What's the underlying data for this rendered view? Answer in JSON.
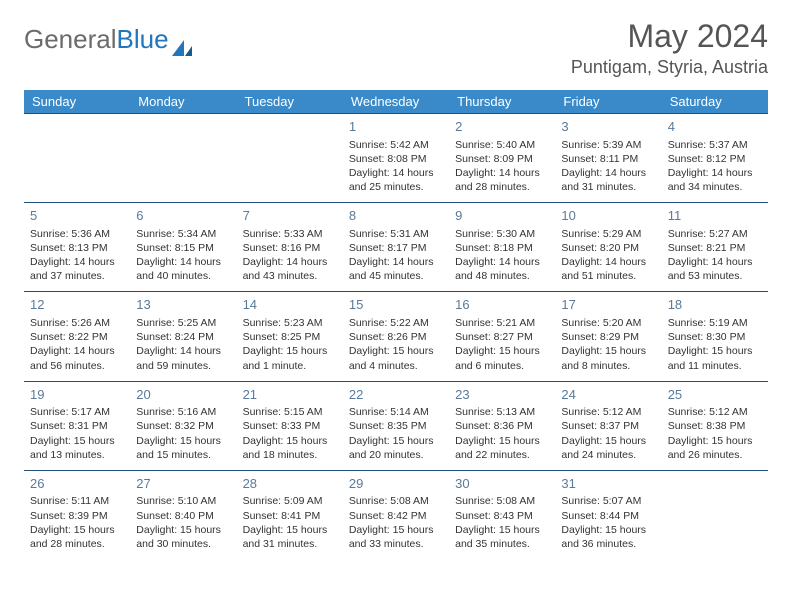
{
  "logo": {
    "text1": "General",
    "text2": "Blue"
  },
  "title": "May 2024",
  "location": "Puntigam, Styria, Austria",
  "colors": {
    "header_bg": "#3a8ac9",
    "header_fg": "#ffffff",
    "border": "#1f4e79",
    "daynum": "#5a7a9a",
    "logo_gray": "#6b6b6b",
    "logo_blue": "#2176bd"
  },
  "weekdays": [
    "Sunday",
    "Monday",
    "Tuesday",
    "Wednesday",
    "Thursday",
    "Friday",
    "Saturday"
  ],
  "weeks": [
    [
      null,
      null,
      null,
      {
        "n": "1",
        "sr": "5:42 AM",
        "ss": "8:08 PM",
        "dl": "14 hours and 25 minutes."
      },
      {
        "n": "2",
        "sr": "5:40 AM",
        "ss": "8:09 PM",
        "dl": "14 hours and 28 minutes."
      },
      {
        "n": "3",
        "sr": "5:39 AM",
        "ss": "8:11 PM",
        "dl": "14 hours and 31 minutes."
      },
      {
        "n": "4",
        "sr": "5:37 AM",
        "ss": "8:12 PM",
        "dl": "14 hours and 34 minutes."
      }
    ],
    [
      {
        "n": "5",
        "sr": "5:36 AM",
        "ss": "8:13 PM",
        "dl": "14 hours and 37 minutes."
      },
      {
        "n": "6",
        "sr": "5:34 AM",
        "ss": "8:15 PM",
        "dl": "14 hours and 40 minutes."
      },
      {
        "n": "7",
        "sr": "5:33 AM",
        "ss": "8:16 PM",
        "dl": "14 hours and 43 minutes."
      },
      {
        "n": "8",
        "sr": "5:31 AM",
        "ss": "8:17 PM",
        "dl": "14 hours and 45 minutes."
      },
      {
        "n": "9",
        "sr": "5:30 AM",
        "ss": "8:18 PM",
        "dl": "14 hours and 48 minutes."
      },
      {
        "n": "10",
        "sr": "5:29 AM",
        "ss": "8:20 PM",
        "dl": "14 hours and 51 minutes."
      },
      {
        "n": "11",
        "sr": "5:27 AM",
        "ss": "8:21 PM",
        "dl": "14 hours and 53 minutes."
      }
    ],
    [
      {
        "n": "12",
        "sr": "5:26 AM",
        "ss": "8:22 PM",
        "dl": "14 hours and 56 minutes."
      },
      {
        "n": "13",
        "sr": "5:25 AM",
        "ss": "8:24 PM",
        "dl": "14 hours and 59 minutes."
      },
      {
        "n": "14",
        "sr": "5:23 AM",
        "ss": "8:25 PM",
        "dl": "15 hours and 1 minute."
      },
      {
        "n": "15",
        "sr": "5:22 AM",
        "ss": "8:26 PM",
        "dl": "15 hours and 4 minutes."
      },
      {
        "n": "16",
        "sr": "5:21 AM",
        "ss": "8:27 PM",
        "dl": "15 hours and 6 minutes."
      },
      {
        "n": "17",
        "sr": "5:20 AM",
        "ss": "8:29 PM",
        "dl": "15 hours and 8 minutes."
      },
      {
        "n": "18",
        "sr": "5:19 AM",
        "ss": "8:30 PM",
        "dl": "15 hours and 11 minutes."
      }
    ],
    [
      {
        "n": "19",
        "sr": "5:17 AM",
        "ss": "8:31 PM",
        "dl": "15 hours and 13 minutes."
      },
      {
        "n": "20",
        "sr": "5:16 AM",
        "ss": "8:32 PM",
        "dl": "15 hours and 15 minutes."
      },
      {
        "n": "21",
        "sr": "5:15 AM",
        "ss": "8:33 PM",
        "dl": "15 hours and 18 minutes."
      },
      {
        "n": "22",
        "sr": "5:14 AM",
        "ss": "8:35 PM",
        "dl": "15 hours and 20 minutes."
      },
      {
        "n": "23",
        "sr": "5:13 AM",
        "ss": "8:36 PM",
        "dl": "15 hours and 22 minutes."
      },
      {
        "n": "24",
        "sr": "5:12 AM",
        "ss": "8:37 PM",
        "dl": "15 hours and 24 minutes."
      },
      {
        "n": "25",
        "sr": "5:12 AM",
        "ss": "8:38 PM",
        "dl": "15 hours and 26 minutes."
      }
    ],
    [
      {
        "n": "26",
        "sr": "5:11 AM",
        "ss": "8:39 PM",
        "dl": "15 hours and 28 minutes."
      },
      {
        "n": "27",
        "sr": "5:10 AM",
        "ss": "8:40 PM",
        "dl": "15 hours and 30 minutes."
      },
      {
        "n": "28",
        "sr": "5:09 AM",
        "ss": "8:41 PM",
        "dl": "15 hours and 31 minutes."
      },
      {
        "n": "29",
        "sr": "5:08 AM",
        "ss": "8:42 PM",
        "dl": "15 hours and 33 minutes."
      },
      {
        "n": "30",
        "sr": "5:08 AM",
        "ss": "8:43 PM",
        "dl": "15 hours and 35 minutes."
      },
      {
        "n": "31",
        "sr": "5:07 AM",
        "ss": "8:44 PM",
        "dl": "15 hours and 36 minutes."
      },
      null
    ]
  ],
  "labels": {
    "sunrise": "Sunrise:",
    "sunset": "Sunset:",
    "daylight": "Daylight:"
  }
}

## TASK PROMPT
In the copy, include no pictures; restate the listing above exactly.

## FULL ANSWER
What's the underlying data for this rendered view? Answer in JSON.
{
  "logo": {
    "text1": "General",
    "text2": "Blue"
  },
  "title": "May 2024",
  "location": "Puntigam, Styria, Austria",
  "colors": {
    "header_bg": "#3a8ac9",
    "header_fg": "#ffffff",
    "border": "#1f4e79",
    "daynum": "#5a7a9a",
    "logo_gray": "#6b6b6b",
    "logo_blue": "#2176bd"
  },
  "weekdays": [
    "Sunday",
    "Monday",
    "Tuesday",
    "Wednesday",
    "Thursday",
    "Friday",
    "Saturday"
  ],
  "weeks": [
    [
      null,
      null,
      null,
      {
        "n": "1",
        "sr": "5:42 AM",
        "ss": "8:08 PM",
        "dl": "14 hours and 25 minutes."
      },
      {
        "n": "2",
        "sr": "5:40 AM",
        "ss": "8:09 PM",
        "dl": "14 hours and 28 minutes."
      },
      {
        "n": "3",
        "sr": "5:39 AM",
        "ss": "8:11 PM",
        "dl": "14 hours and 31 minutes."
      },
      {
        "n": "4",
        "sr": "5:37 AM",
        "ss": "8:12 PM",
        "dl": "14 hours and 34 minutes."
      }
    ],
    [
      {
        "n": "5",
        "sr": "5:36 AM",
        "ss": "8:13 PM",
        "dl": "14 hours and 37 minutes."
      },
      {
        "n": "6",
        "sr": "5:34 AM",
        "ss": "8:15 PM",
        "dl": "14 hours and 40 minutes."
      },
      {
        "n": "7",
        "sr": "5:33 AM",
        "ss": "8:16 PM",
        "dl": "14 hours and 43 minutes."
      },
      {
        "n": "8",
        "sr": "5:31 AM",
        "ss": "8:17 PM",
        "dl": "14 hours and 45 minutes."
      },
      {
        "n": "9",
        "sr": "5:30 AM",
        "ss": "8:18 PM",
        "dl": "14 hours and 48 minutes."
      },
      {
        "n": "10",
        "sr": "5:29 AM",
        "ss": "8:20 PM",
        "dl": "14 hours and 51 minutes."
      },
      {
        "n": "11",
        "sr": "5:27 AM",
        "ss": "8:21 PM",
        "dl": "14 hours and 53 minutes."
      }
    ],
    [
      {
        "n": "12",
        "sr": "5:26 AM",
        "ss": "8:22 PM",
        "dl": "14 hours and 56 minutes."
      },
      {
        "n": "13",
        "sr": "5:25 AM",
        "ss": "8:24 PM",
        "dl": "14 hours and 59 minutes."
      },
      {
        "n": "14",
        "sr": "5:23 AM",
        "ss": "8:25 PM",
        "dl": "15 hours and 1 minute."
      },
      {
        "n": "15",
        "sr": "5:22 AM",
        "ss": "8:26 PM",
        "dl": "15 hours and 4 minutes."
      },
      {
        "n": "16",
        "sr": "5:21 AM",
        "ss": "8:27 PM",
        "dl": "15 hours and 6 minutes."
      },
      {
        "n": "17",
        "sr": "5:20 AM",
        "ss": "8:29 PM",
        "dl": "15 hours and 8 minutes."
      },
      {
        "n": "18",
        "sr": "5:19 AM",
        "ss": "8:30 PM",
        "dl": "15 hours and 11 minutes."
      }
    ],
    [
      {
        "n": "19",
        "sr": "5:17 AM",
        "ss": "8:31 PM",
        "dl": "15 hours and 13 minutes."
      },
      {
        "n": "20",
        "sr": "5:16 AM",
        "ss": "8:32 PM",
        "dl": "15 hours and 15 minutes."
      },
      {
        "n": "21",
        "sr": "5:15 AM",
        "ss": "8:33 PM",
        "dl": "15 hours and 18 minutes."
      },
      {
        "n": "22",
        "sr": "5:14 AM",
        "ss": "8:35 PM",
        "dl": "15 hours and 20 minutes."
      },
      {
        "n": "23",
        "sr": "5:13 AM",
        "ss": "8:36 PM",
        "dl": "15 hours and 22 minutes."
      },
      {
        "n": "24",
        "sr": "5:12 AM",
        "ss": "8:37 PM",
        "dl": "15 hours and 24 minutes."
      },
      {
        "n": "25",
        "sr": "5:12 AM",
        "ss": "8:38 PM",
        "dl": "15 hours and 26 minutes."
      }
    ],
    [
      {
        "n": "26",
        "sr": "5:11 AM",
        "ss": "8:39 PM",
        "dl": "15 hours and 28 minutes."
      },
      {
        "n": "27",
        "sr": "5:10 AM",
        "ss": "8:40 PM",
        "dl": "15 hours and 30 minutes."
      },
      {
        "n": "28",
        "sr": "5:09 AM",
        "ss": "8:41 PM",
        "dl": "15 hours and 31 minutes."
      },
      {
        "n": "29",
        "sr": "5:08 AM",
        "ss": "8:42 PM",
        "dl": "15 hours and 33 minutes."
      },
      {
        "n": "30",
        "sr": "5:08 AM",
        "ss": "8:43 PM",
        "dl": "15 hours and 35 minutes."
      },
      {
        "n": "31",
        "sr": "5:07 AM",
        "ss": "8:44 PM",
        "dl": "15 hours and 36 minutes."
      },
      null
    ]
  ],
  "labels": {
    "sunrise": "Sunrise:",
    "sunset": "Sunset:",
    "daylight": "Daylight:"
  }
}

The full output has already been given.